> **Goal**
Edit the lines below by replacing "sealing arrangement" with "seal assembly" and leaving everything else unchanged, and leave the pictures out of your answer.

============

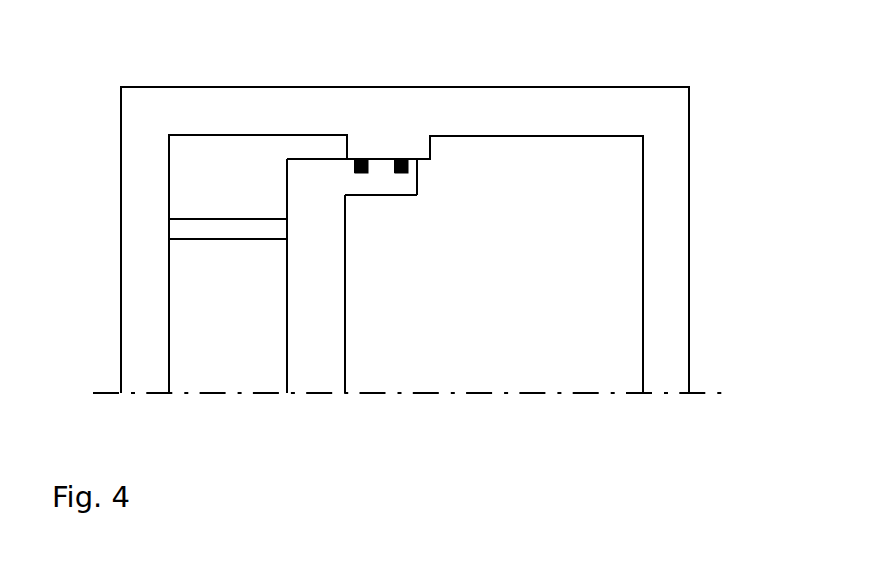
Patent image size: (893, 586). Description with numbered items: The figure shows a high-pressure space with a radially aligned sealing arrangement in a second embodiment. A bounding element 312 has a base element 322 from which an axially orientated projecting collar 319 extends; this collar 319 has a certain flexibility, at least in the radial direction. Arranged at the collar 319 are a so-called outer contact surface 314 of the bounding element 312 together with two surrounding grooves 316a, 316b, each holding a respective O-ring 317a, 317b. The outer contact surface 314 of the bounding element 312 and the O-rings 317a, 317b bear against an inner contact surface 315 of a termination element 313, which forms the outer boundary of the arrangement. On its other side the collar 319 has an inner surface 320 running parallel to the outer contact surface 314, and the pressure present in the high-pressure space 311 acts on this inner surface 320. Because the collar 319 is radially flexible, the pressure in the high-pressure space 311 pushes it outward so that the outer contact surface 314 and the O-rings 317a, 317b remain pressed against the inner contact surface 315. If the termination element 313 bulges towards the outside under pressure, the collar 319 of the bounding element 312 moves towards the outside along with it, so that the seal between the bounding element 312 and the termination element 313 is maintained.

The high-pressure space 311 is at (572, 364).
The bounding element 312 is at (333, 277).
The termination element 313 is at (677, 375).
The outer contact surface 314 is at (347, 160).
The inner contact surface 315 is at (405, 160).
The surrounding groove 316a is at (405, 162).
The surrounding groove 316b is at (363, 162).
The O-ring 317a is at (400, 162).
The O-ring 317b is at (357, 162).
The projecting collar 319 is at (408, 178).
The inner surface 320 is at (380, 195).
The base element 322 is at (313, 358).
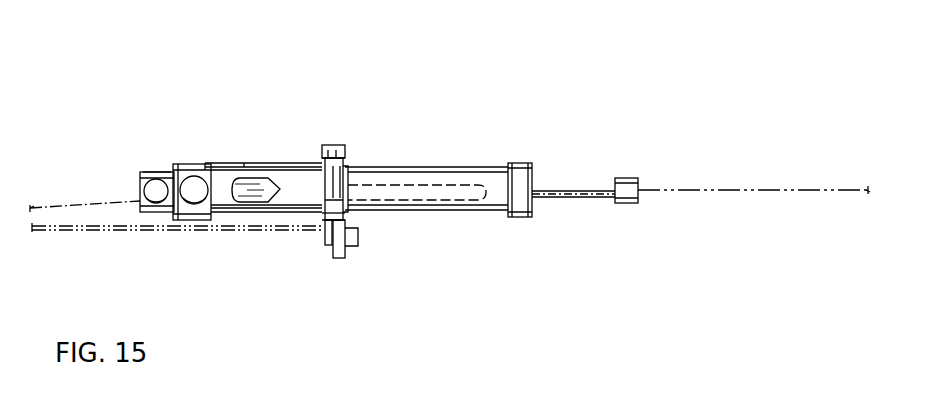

============

> **Full solution**
Patent image size: (893, 586). Description with numbered items: The figure shows a high-pressure space with a radially aligned seal assembly in a second embodiment. A bounding element 312 has a base element 322 from which an axially orientated projecting collar 319 extends; this collar 319 has a certain flexibility, at least in the radial direction. Arranged at the collar 319 are a so-called outer contact surface 314 of the bounding element 312 together with two surrounding grooves 316a, 316b, each holding a respective O-ring 317a, 317b. The outer contact surface 314 of the bounding element 312 and the O-rings 317a, 317b bear against an inner contact surface 315 of a termination element 313, which forms the outer boundary of the arrangement. On its other side the collar 319 has an inner surface 320 running parallel to the outer contact surface 314, and the pressure present in the high-pressure space 311 acts on this inner surface 320. Because the collar 319 is radially flexible, the pressure in the high-pressure space 311 pushes it outward so that the outer contact surface 314 and the O-rings 317a, 317b remain pressed against the inner contact surface 315. If the termination element 313 bulges towards the outside under pressure, the collar 319 of the bounding element 312 moves towards the outside along with it, so that the seal between the bounding element 312 and the termination element 313 is maintained.

The high-pressure space 311 is at (572, 364).
The bounding element 312 is at (333, 277).
The termination element 313 is at (677, 375).
The outer contact surface 314 is at (347, 160).
The inner contact surface 315 is at (405, 160).
The surrounding groove 316a is at (405, 162).
The surrounding groove 316b is at (363, 162).
The O-ring 317a is at (400, 162).
The O-ring 317b is at (357, 162).
The projecting collar 319 is at (408, 178).
The inner surface 320 is at (380, 195).
The base element 322 is at (313, 358).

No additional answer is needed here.